→ **Page excerpt**:
(begin)

As you can see, some of the fields are inconsistent, and for example the network for the 2nd visit is a struct instead of string. The code used to illustrate different specificities of the .withColumn tends to fix them. You can do pretty much the same with a map operation, and probably it will be a clearer solution. Why? Let me show you the problems I faced while transforming a map-based cleansing into the one relying on the withColumn method.

Memory problem

Can we face a memory problem with the dataset of 6 lines running on a local machine? Unfortunately, yes. But the problem will arise only with a specific usage of the withColumn method which can be one of the following:

testSparkSession.read.text(outputDir)
        .select(functions.from_json($"value", EventLog.Schema).as("value"))
        .withColumn("value", anonymizeUser())
        .withColumn("value", cleanseBrowser())

(end)

→ **Excerpted records**:
(begin)

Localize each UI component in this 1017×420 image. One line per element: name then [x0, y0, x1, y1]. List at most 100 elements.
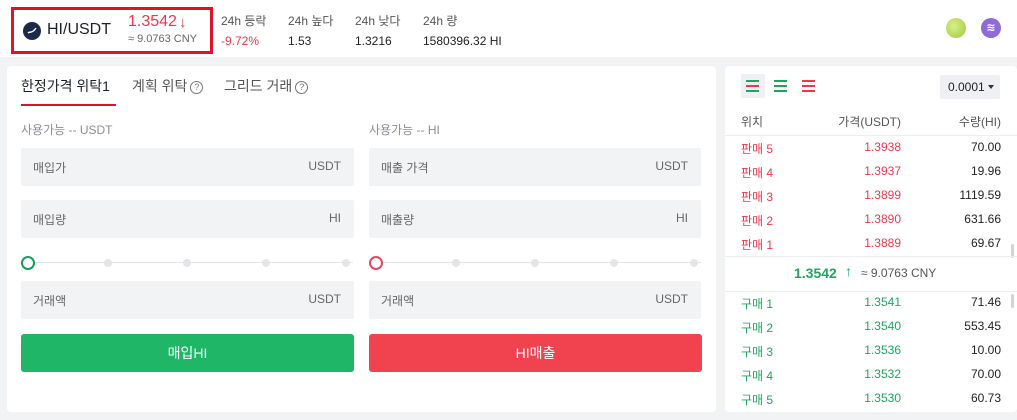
stat-change: 24h 등락 -9.72%: [221, 12, 266, 48]
scrollbar[interactable]: [1011, 294, 1014, 308]
row-position: 구매 2: [741, 321, 774, 335]
stat-volume: 24h 량 1580396.32 HI: [423, 12, 502, 48]
stat-value: 1580396.32 HI: [423, 34, 502, 48]
row-qty: 60.73: [970, 391, 1001, 405]
stat-high: 24h 높다 1.53: [288, 12, 333, 48]
field-placeholder: 매출 가격: [381, 161, 429, 175]
slider-step[interactable]: [183, 259, 191, 267]
field-placeholder: 매출량: [381, 213, 415, 227]
ticker-bar: HI/USDT 1.3542 ↓ ≈ 9.0763 CNY 24h 등락 -9.…: [0, 0, 1017, 57]
last-price: 1.3542: [128, 13, 177, 30]
tab-limit-order[interactable]: 한정가격 위탁1: [21, 76, 110, 96]
bid-row[interactable]: 구매 5 1.3530 60.73: [725, 386, 1017, 410]
ask-row[interactable]: 판매 5 1.3938 70.00: [725, 135, 1017, 159]
field-unit: USDT: [308, 159, 341, 173]
bid-row[interactable]: 구매 1 1.3541 71.46: [725, 290, 1017, 314]
slider-step[interactable]: [104, 259, 112, 267]
row-qty: 19.96: [970, 164, 1001, 178]
view-both-icon[interactable]: [741, 74, 765, 98]
active-tab-indicator: [21, 104, 116, 106]
precision-value: 0.0001: [948, 80, 985, 94]
view-buy-icon[interactable]: [769, 74, 793, 98]
sell-price-input[interactable]: 매출 가격 USDT: [369, 148, 701, 186]
row-position: 판매 5: [741, 142, 774, 156]
tab-plan-order[interactable]: 계획 위탁?: [132, 76, 204, 96]
buy-total-input[interactable]: 거래액 USDT: [21, 281, 354, 319]
icon-bar: [746, 85, 759, 87]
field-placeholder: 거래액: [381, 294, 415, 308]
tab-label: 그리드 거래: [224, 78, 293, 94]
tab-grid-trading[interactable]: 그리드 거래?: [224, 76, 309, 96]
header-price: 가격(USDT): [838, 115, 901, 129]
row-position: 구매 5: [741, 393, 774, 407]
field-unit: USDT: [655, 292, 688, 306]
ask-row[interactable]: 판매 2 1.3890 631.66: [725, 207, 1017, 231]
row-price: 1.3938: [864, 140, 901, 154]
field-placeholder: 매입량: [33, 213, 67, 227]
icon-bar: [746, 90, 759, 92]
field-unit: USDT: [655, 159, 688, 173]
help-icon[interactable]: ?: [190, 81, 204, 94]
row-qty: 69.67: [970, 236, 1001, 250]
slider-step[interactable]: [690, 259, 698, 267]
sell-percent-slider[interactable]: [369, 256, 701, 270]
stat-value: -9.72%: [221, 34, 260, 48]
arrow-up-icon: ↑: [845, 263, 852, 279]
sell-amount-input[interactable]: 매출량 HI: [369, 200, 701, 238]
bid-row[interactable]: 구매 4 1.3532 70.00: [725, 362, 1017, 386]
field-unit: HI: [329, 211, 341, 225]
icon-bar: [774, 90, 787, 92]
pair-selector[interactable]: HI/USDT 1.3542 ↓ ≈ 9.0763 CNY: [11, 7, 213, 54]
arrow-down-icon: ↓: [179, 14, 187, 31]
slider-handle[interactable]: [21, 256, 35, 270]
mid-price-cny: ≈ 9.0763 CNY: [861, 266, 937, 280]
buy-percent-slider[interactable]: [21, 256, 353, 270]
row-position: 판매 2: [741, 214, 774, 228]
row-position: 판매 3: [741, 190, 774, 204]
exchange-logo-icon[interactable]: ≋: [981, 18, 1001, 38]
icon-bar: [746, 80, 759, 82]
buy-amount-input[interactable]: 매입량 HI: [21, 200, 354, 238]
row-qty: 553.45: [964, 319, 1001, 333]
buy-button[interactable]: 매입HI: [21, 334, 354, 372]
row-price: 1.3530: [864, 391, 901, 405]
slider-handle[interactable]: [369, 256, 383, 270]
row-position: 구매 4: [741, 369, 774, 383]
stat-label: 24h 등락: [221, 14, 267, 28]
buy-price-input[interactable]: 매입가 USDT: [21, 148, 354, 186]
sell-total-input[interactable]: 거래액 USDT: [369, 281, 701, 319]
row-position: 판매 4: [741, 166, 774, 180]
help-icon[interactable]: ?: [295, 81, 309, 94]
sell-button[interactable]: HI매출: [369, 334, 702, 372]
slider-step[interactable]: [452, 259, 460, 267]
slider-step[interactable]: [610, 259, 618, 267]
row-qty: 70.00: [970, 140, 1001, 154]
slider-step[interactable]: [531, 259, 539, 267]
view-sell-icon[interactable]: [797, 74, 821, 98]
precision-select[interactable]: 0.0001: [940, 75, 1000, 99]
row-price: 1.3532: [864, 367, 901, 381]
header-position: 위치: [741, 115, 764, 129]
row-qty: 1119.59: [959, 188, 1001, 202]
header-qty: 수량(HI): [958, 115, 1001, 129]
row-price: 1.3541: [864, 295, 901, 309]
ask-row[interactable]: 판매 4 1.3937 19.96: [725, 159, 1017, 183]
icon-bar: [802, 85, 815, 87]
stat-label: 24h 높다: [288, 14, 334, 28]
row-price: 1.3890: [864, 212, 901, 226]
sell-available: 사용가능 -- HI: [369, 123, 440, 137]
field-unit: USDT: [308, 292, 341, 306]
bid-row[interactable]: 구매 2 1.3540 553.45: [725, 314, 1017, 338]
slider-step[interactable]: [262, 259, 270, 267]
ask-row[interactable]: 판매 3 1.3899 1119.59: [725, 183, 1017, 207]
caret-down-icon: [988, 85, 994, 89]
pair-name: HI/USDT: [47, 21, 111, 38]
leaf-icon[interactable]: [946, 18, 966, 38]
row-position: 판매 1: [741, 238, 774, 252]
row-price: 1.3540: [864, 319, 901, 333]
bid-row[interactable]: 구매 3 1.3536 10.00: [725, 338, 1017, 362]
stat-label: 24h 낮다: [355, 14, 401, 28]
ask-row[interactable]: 판매 1 1.3889 69.67: [725, 231, 1017, 255]
slider-step[interactable]: [342, 259, 350, 267]
coin-logo-icon: [23, 22, 41, 40]
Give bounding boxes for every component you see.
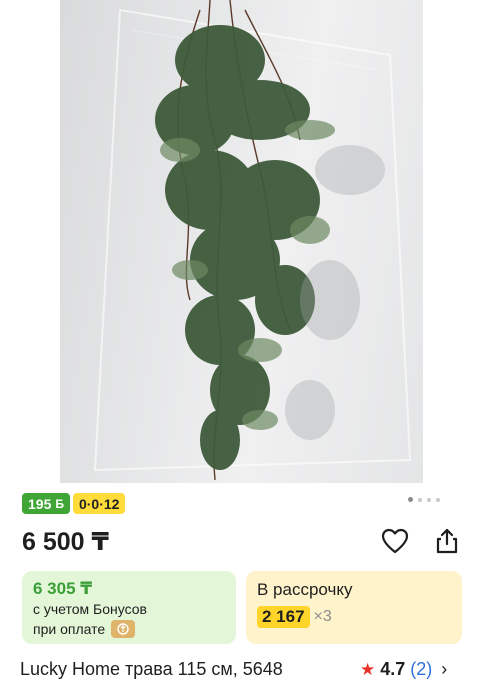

(end)

Please extend the excerpt on Spark's withColumn method from the point where it stops. The items have nothing to do with the text.

→ **Answer to this exercise**:
        .withColumn("value", cleanseDevice())
        .withColumn("value", cleanseNetwork())
        .withColumn("value", cleanseSource())
        .withColumn("value", functions.to_json($"value"))
  def cleanseBrowser(): Column = {
    functions.when(col("value.technical.browser").startsWith("{"),
      col("value").withField("technical.browser", get_json_object(col("value.technical.browser"), "$.name"))
        .withField("technical.lang", get_json_object(col("value.technical.browser"), "$.language"))
    ).otherwise(col("value")).write.mode("overwrite").text("/tmp/some_output")
  }
  def cleanseDevice(): Column = {
    functions.when(col("value.technical.device.type").startsWith("{"),
      col("value").withField("technical.device.type", get_json_object(col("value.technical.device.type"), "$.name"))
    ).otherwise(col("value"))
  }
  def cleanseNetwork(): Column = {
    functions.when(col("value.technical.network").startsWith("{"),
      col("value").withField("technical.network", get_json_object(col("value.technical.network"), "$.long_name"))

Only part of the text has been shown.